Output the records. Match them exactly.
· · ·
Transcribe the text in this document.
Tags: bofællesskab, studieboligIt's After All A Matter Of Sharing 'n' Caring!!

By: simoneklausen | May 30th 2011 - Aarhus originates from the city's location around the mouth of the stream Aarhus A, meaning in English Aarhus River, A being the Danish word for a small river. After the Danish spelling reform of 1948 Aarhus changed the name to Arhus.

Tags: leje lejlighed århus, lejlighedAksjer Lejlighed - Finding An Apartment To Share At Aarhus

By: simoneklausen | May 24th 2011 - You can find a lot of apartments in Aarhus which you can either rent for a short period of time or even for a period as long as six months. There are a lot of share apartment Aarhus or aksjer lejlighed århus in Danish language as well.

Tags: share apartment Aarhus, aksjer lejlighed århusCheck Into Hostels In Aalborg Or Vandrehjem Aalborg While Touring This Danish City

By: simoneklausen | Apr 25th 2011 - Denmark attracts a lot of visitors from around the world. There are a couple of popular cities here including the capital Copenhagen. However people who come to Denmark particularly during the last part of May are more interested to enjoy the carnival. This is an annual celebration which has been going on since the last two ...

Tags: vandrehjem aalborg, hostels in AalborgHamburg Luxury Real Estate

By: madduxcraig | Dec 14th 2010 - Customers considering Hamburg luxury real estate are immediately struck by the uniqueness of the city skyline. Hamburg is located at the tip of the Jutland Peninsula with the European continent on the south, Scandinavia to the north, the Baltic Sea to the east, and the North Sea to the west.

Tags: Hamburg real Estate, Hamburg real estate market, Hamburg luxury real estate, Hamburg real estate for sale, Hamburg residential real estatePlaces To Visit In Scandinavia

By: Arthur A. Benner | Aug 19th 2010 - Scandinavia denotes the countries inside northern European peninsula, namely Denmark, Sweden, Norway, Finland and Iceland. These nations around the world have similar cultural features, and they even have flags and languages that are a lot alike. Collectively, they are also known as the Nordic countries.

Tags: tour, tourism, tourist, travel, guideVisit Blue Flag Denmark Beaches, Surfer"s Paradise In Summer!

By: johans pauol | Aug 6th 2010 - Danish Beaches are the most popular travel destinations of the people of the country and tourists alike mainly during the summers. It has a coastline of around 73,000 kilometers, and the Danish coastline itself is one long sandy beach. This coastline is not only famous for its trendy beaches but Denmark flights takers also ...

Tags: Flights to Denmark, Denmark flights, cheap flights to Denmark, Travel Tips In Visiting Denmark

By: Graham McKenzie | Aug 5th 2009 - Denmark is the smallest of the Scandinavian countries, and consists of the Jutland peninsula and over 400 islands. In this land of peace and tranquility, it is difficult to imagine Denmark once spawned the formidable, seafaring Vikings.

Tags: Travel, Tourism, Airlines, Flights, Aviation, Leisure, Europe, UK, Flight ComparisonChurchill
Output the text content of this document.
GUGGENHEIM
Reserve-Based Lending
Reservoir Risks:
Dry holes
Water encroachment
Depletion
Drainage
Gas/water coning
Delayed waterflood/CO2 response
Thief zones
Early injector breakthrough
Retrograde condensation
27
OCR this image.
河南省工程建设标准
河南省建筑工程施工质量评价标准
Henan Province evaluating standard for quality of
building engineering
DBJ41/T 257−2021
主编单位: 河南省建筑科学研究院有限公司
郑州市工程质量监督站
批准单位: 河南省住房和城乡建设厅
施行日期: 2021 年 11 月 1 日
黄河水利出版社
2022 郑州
· · ·
◆ **Solution for this task**
Transcribe the text in this document.
Tags: bofællesskab, studieboligIt's After All A Matter Of Sharing 'n' Caring!!

By: simoneklausen | May 30th 2011 - Aarhus originates from the city's location around the mouth of the stream Aarhus A, meaning in English Aarhus River, A being the Danish word for a small river. After the Danish spelling reform of 1948 Aarhus changed the name to Arhus.

Tags: leje lejlighed århus, lejlighedAksjer Lejlighed - Finding An Apartment To Share At Aarhus

By: simoneklausen | May 24th 2011 - You can find a lot of apartments in Aarhus which you can either rent for a short period of time or even for a period as long as six months. There are a lot of share apartment Aarhus or aksjer lejlighed århus in Danish language as well.

Tags: share apartment Aarhus, aksjer lejlighed århusCheck Into Hostels In Aalborg Or Vandrehjem Aalborg While Touring This Danish City

By: simoneklausen | Apr 25th 2011 - Denmark attracts a lot of visitors from around the world. There are a couple of popular cities here including the capital Copenhagen. However people who come to Denmark particularly during the last part of May are more interested to enjoy the carnival. This is an annual celebration which has been going on since the last two ...

Tags: vandrehjem aalborg, hostels in AalborgHamburg Luxury Real Estate

By: madduxcraig | Dec 14th 2010 - Customers considering Hamburg luxury real estate are immediately struck by the uniqueness of the city skyline. Hamburg is located at the tip of the Jutland Peninsula with the European continent on the south, Scandinavia to the north, the Baltic Sea to the east, and the North Sea to the west.

Tags: Hamburg real Estate, Hamburg real estate market, Hamburg luxury real estate, Hamburg real estate for sale, Hamburg residential real estatePlaces To Visit In Scandinavia

By: Arthur A. Benner | Aug 19th 2010 - Scandinavia denotes the countries inside northern European peninsula, namely Denmark, Sweden, Norway, Finland and Iceland. These nations around the world have similar cultural features, and they even have flags and languages that are a lot alike. Collectively, they are also known as the Nordic countries.

Tags: tour, tourism, tourist, travel, guideVisit Blue Flag Denmark Beaches, Surfer"s Paradise In Summer!

By: johans pauol | Aug 6th 2010 - Danish Beaches are the most popular travel destinations of the people of the country and tourists alike mainly during the summers. It has a coastline of around 73,000 kilometers, and the Danish coastline itself is one long sandy beach. This coastline is not only famous for its trendy beaches but Denmark flights takers also ...

Tags: Flights to Denmark, Denmark flights, cheap flights to Denmark, Travel Tips In Visiting Denmark

By: Graham McKenzie | Aug 5th 2009 - Denmark is the smallest of the Scandinavian countries, and consists of the Jutland peninsula and over 400 islands. In this land of peace and tranquility, it is difficult to imagine Denmark once spawned the formidable, seafaring Vikings.

Tags: Travel, Tourism, Airlines, Flights, Aviation, Leisure, Europe, UK, Flight ComparisonChurchill
Output the text content of this document.
GUGGENHEIM
Reserve-Based Lending
Reservoir Risks:
Dry holes
Water encroachment
Depletion
Drainage
Gas/water coning
Delayed waterflood/CO2 response
Thief zones
Early injector breakthrough
Retrograde condensation
27
OCR this image.
河南省工程建设标准
河南省建筑工程施工质量评价标准
Henan Province evaluating standard for quality of
building engineering
DBJ41/T 257−2021
主编单位: 河南省建筑科学研究院有限公司
郑州市工程质量监督站
批准单位: 河南省住房和城乡建设厅
施行日期: 2021 年 11 月 1 日
黄河水利出版社
2022 郑州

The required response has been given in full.